_GOAL:_
Copy every line, leaving nothing out and adding nothing.

_ENTRIES:_

··········

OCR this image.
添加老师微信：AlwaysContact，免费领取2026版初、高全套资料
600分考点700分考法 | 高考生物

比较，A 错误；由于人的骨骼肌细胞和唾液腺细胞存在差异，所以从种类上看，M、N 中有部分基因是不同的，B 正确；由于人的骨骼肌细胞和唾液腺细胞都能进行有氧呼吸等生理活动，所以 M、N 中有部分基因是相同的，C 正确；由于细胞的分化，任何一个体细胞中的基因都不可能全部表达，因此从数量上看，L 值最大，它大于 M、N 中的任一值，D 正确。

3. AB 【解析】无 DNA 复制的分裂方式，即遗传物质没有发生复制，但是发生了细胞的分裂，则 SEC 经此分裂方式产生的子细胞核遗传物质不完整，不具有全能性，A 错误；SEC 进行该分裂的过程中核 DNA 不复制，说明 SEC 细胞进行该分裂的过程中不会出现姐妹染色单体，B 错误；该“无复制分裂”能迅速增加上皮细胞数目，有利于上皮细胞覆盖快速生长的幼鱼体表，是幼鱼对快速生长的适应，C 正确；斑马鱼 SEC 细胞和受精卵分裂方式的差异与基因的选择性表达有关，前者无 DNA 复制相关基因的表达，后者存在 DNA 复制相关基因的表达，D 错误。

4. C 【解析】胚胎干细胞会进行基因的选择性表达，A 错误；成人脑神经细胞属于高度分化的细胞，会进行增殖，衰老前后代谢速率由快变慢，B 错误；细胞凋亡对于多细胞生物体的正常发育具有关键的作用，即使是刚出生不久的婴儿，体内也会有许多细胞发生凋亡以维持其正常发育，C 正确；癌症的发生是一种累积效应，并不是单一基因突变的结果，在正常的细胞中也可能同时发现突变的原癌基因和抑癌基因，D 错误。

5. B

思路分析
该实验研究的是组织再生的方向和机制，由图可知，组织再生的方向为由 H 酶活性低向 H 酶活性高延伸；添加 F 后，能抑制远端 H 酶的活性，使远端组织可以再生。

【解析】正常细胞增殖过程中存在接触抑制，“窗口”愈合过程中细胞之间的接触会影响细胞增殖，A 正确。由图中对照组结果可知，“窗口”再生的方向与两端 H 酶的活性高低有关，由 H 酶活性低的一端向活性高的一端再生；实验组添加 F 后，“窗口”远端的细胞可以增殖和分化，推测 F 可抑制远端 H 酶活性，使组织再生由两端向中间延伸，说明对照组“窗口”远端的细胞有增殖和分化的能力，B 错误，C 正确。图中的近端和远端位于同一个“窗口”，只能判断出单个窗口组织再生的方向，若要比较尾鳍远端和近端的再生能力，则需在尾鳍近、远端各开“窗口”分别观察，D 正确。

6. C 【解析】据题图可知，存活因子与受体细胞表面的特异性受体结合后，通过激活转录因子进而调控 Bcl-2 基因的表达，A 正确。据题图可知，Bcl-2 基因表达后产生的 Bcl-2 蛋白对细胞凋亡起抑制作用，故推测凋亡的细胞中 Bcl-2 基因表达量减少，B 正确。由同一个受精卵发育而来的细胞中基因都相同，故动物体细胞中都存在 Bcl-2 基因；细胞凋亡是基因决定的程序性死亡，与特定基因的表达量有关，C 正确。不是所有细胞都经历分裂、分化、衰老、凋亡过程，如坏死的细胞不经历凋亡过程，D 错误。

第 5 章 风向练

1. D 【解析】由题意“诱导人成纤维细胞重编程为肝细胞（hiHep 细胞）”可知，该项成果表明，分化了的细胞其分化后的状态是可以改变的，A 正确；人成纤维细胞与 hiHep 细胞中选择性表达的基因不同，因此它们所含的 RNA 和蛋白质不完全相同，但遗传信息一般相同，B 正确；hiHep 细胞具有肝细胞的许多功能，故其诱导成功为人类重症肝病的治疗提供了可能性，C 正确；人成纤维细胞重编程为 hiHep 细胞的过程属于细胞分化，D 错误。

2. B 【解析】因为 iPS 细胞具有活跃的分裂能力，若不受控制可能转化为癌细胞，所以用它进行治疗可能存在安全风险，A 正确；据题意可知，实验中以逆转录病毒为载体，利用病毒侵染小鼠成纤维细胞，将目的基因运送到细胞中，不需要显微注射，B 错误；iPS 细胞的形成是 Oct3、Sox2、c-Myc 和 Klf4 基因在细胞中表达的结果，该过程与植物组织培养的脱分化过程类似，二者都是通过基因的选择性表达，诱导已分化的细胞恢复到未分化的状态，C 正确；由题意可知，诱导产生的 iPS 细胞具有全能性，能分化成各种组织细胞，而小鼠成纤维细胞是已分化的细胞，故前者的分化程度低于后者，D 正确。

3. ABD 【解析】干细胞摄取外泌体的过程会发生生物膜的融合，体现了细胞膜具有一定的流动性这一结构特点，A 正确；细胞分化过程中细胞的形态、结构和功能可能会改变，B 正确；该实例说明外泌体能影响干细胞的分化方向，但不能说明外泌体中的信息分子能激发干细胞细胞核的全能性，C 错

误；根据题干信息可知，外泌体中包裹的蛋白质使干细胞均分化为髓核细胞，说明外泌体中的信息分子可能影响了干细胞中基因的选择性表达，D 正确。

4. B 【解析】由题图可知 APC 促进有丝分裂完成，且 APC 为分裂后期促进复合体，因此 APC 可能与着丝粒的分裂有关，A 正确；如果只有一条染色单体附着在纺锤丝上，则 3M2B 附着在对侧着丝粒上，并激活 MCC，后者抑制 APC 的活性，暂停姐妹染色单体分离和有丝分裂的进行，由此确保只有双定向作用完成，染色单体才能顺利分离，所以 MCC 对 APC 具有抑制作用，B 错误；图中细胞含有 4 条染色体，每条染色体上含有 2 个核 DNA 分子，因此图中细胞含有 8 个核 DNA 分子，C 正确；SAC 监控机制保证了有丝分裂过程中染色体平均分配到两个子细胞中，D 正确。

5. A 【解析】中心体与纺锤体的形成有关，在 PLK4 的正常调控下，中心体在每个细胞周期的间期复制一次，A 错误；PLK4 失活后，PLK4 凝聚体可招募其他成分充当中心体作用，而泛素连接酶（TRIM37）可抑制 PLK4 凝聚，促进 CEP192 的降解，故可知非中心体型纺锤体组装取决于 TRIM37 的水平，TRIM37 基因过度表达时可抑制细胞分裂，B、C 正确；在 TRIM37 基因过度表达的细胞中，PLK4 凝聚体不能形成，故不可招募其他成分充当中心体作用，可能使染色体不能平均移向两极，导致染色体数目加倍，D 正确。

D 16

··········

_COMPLETE ANSWER:_
OCR this image.
添加老师微信：AlwaysContact，免费领取2026版初、高全套资料
600分考点700分考法 | 高考生物

比较，A 错误；由于人的骨骼肌细胞和唾液腺细胞存在差异，所以从种类上看，M、N 中有部分基因是不同的，B 正确；由于人的骨骼肌细胞和唾液腺细胞都能进行有氧呼吸等生理活动，所以 M、N 中有部分基因是相同的，C 正确；由于细胞的分化，任何一个体细胞中的基因都不可能全部表达，因此从数量上看，L 值最大，它大于 M、N 中的任一值，D 正确。

3. AB 【解析】无 DNA 复制的分裂方式，即遗传物质没有发生复制，但是发生了细胞的分裂，则 SEC 经此分裂方式产生的子细胞核遗传物质不完整，不具有全能性，A 错误；SEC 进行该分裂的过程中核 DNA 不复制，说明 SEC 细胞进行该分裂的过程中不会出现姐妹染色单体，B 错误；该“无复制分裂”能迅速增加上皮细胞数目，有利于上皮细胞覆盖快速生长的幼鱼体表，是幼鱼对快速生长的适应，C 正确；斑马鱼 SEC 细胞和受精卵分裂方式的差异与基因的选择性表达有关，前者无 DNA 复制相关基因的表达，后者存在 DNA 复制相关基因的表达，D 错误。

4. C 【解析】胚胎干细胞会进行基因的选择性表达，A 错误；成人脑神经细胞属于高度分化的细胞，会进行增殖，衰老前后代谢速率由快变慢，B 错误；细胞凋亡对于多细胞生物体的正常发育具有关键的作用，即使是刚出生不久的婴儿，体内也会有许多细胞发生凋亡以维持其正常发育，C 正确；癌症的发生是一种累积效应，并不是单一基因突变的结果，在正常的细胞中也可能同时发现突变的原癌基因和抑癌基因，D 错误。

5. B

思路分析
该实验研究的是组织再生的方向和机制，由图可知，组织再生的方向为由 H 酶活性低向 H 酶活性高延伸；添加 F 后，能抑制远端 H 酶的活性，使远端组织可以再生。

【解析】正常细胞增殖过程中存在接触抑制，“窗口”愈合过程中细胞之间的接触会影响细胞增殖，A 正确。由图中对照组结果可知，“窗口”再生的方向与两端 H 酶的活性高低有关，由 H 酶活性低的一端向活性高的一端再生；实验组添加 F 后，“窗口”远端的细胞可以增殖和分化，推测 F 可抑制远端 H 酶活性，使组织再生由两端向中间延伸，说明对照组“窗口”远端的细胞有增殖和分化的能力，B 错误，C 正确。图中的近端和远端位于同一个“窗口”，只能判断出单个窗口组织再生的方向，若要比较尾鳍远端和近端的再生能力，则需在尾鳍近、远端各开“窗口”分别观察，D 正确。

6. C 【解析】据题图可知，存活因子与受体细胞表面的特异性受体结合后，通过激活转录因子进而调控 Bcl-2 基因的表达，A 正确。据题图可知，Bcl-2 基因表达后产生的 Bcl-2 蛋白对细胞凋亡起抑制作用，故推测凋亡的细胞中 Bcl-2 基因表达量减少，B 正确。由同一个受精卵发育而来的细胞中基因都相同，故动物体细胞中都存在 Bcl-2 基因；细胞凋亡是基因决定的程序性死亡，与特定基因的表达量有关，C 正确。不是所有细胞都经历分裂、分化、衰老、凋亡过程，如坏死的细胞不经历凋亡过程，D 错误。

第 5 章 风向练

1. D 【解析】由题意“诱导人成纤维细胞重编程为肝细胞（hiHep 细胞）”可知，该项成果表明，分化了的细胞其分化后的状态是可以改变的，A 正确；人成纤维细胞与 hiHep 细胞中选择性表达的基因不同，因此它们所含的 RNA 和蛋白质不完全相同，但遗传信息一般相同，B 正确；hiHep 细胞具有肝细胞的许多功能，故其诱导成功为人类重症肝病的治疗提供了可能性，C 正确；人成纤维细胞重编程为 hiHep 细胞的过程属于细胞分化，D 错误。

2. B 【解析】因为 iPS 细胞具有活跃的分裂能力，若不受控制可能转化为癌细胞，所以用它进行治疗可能存在安全风险，A 正确；据题意可知，实验中以逆转录病毒为载体，利用病毒侵染小鼠成纤维细胞，将目的基因运送到细胞中，不需要显微注射，B 错误；iPS 细胞的形成是 Oct3、Sox2、c-Myc 和 Klf4 基因在细胞中表达的结果，该过程与植物组织培养的脱分化过程类似，二者都是通过基因的选择性表达，诱导已分化的细胞恢复到未分化的状态，C 正确；由题意可知，诱导产生的 iPS 细胞具有全能性，能分化成各种组织细胞，而小鼠成纤维细胞是已分化的细胞，故前者的分化程度低于后者，D 正确。

3. ABD 【解析】干细胞摄取外泌体的过程会发生生物膜的融合，体现了细胞膜具有一定的流动性这一结构特点，A 正确；细胞分化过程中细胞的形态、结构和功能可能会改变，B 正确；该实例说明外泌体能影响干细胞的分化方向，但不能说明外泌体中的信息分子能激发干细胞细胞核的全能性，C 错

误；根据题干信息可知，外泌体中包裹的蛋白质使干细胞均分化为髓核细胞，说明外泌体中的信息分子可能影响了干细胞中基因的选择性表达，D 正确。

4. B 【解析】由题图可知 APC 促进有丝分裂完成，且 APC 为分裂后期促进复合体，因此 APC 可能与着丝粒的分裂有关，A 正确；如果只有一条染色单体附着在纺锤丝上，则 3M2B 附着在对侧着丝粒上，并激活 MCC，后者抑制 APC 的活性，暂停姐妹染色单体分离和有丝分裂的进行，由此确保只有双定向作用完成，染色单体才能顺利分离，所以 MCC 对 APC 具有抑制作用，B 错误；图中细胞含有 4 条染色体，每条染色体上含有 2 个核 DNA 分子，因此图中细胞含有 8 个核 DNA 分子，C 正确；SAC 监控机制保证了有丝分裂过程中染色体平均分配到两个子细胞中，D 正确。

5. A 【解析】中心体与纺锤体的形成有关，在 PLK4 的正常调控下，中心体在每个细胞周期的间期复制一次，A 错误；PLK4 失活后，PLK4 凝聚体可招募其他成分充当中心体作用，而泛素连接酶（TRIM37）可抑制 PLK4 凝聚，促进 CEP192 的降解，故可知非中心体型纺锤体组装取决于 TRIM37 的水平，TRIM37 基因过度表达时可抑制细胞分裂，B、C 正确；在 TRIM37 基因过度表达的细胞中，PLK4 凝聚体不能形成，故不可招募其他成分充当中心体作用，可能使染色体不能平均移向两极，导致染色体数目加倍，D 正确。

D 16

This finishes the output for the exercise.